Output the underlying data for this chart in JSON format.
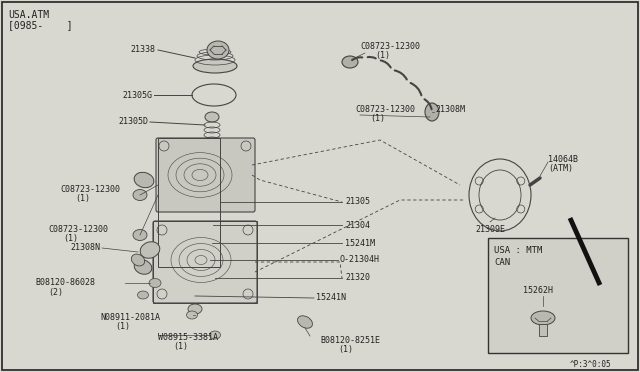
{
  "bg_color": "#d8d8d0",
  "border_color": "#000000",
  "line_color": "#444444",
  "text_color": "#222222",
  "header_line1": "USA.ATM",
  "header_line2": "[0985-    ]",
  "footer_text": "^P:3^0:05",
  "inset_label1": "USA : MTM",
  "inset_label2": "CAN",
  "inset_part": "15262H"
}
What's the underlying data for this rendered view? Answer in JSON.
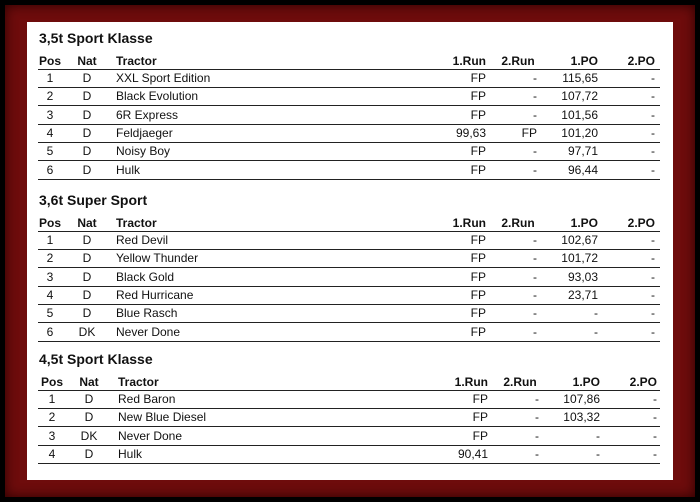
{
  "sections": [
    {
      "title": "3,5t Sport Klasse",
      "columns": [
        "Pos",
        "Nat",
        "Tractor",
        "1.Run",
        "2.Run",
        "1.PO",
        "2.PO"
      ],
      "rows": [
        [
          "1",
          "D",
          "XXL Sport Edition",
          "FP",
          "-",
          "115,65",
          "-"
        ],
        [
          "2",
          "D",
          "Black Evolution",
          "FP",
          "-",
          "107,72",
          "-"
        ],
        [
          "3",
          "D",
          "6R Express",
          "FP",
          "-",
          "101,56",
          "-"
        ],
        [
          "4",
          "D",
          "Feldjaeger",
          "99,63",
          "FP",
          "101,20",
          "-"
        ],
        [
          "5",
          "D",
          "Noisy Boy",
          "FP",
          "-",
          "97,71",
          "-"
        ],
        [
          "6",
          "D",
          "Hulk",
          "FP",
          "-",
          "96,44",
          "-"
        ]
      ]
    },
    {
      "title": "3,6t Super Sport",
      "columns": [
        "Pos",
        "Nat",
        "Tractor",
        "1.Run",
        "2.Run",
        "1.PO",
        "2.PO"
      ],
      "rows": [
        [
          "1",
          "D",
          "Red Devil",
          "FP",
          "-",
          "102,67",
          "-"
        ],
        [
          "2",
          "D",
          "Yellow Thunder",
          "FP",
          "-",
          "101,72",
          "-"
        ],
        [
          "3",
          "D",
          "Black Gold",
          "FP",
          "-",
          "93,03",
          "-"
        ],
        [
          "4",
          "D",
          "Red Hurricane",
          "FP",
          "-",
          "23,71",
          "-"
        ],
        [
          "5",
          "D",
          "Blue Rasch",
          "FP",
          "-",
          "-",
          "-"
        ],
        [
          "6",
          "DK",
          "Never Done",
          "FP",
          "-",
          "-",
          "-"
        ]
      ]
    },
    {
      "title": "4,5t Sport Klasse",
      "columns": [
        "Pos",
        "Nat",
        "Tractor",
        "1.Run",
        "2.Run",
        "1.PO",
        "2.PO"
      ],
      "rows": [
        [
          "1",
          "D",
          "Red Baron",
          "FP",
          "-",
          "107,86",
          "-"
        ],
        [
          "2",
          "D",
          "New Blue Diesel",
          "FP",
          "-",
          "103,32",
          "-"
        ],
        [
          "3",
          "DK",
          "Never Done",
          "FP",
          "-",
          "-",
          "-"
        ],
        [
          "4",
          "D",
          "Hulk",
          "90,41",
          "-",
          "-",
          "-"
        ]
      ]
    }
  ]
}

§

• **Directive**: Display every line of the listing that contains the string "JSON".

• **Exercise output**:
Output the underlying data for this chart in JSON format.
What's the underlying data for this rendered view? Answer in JSON.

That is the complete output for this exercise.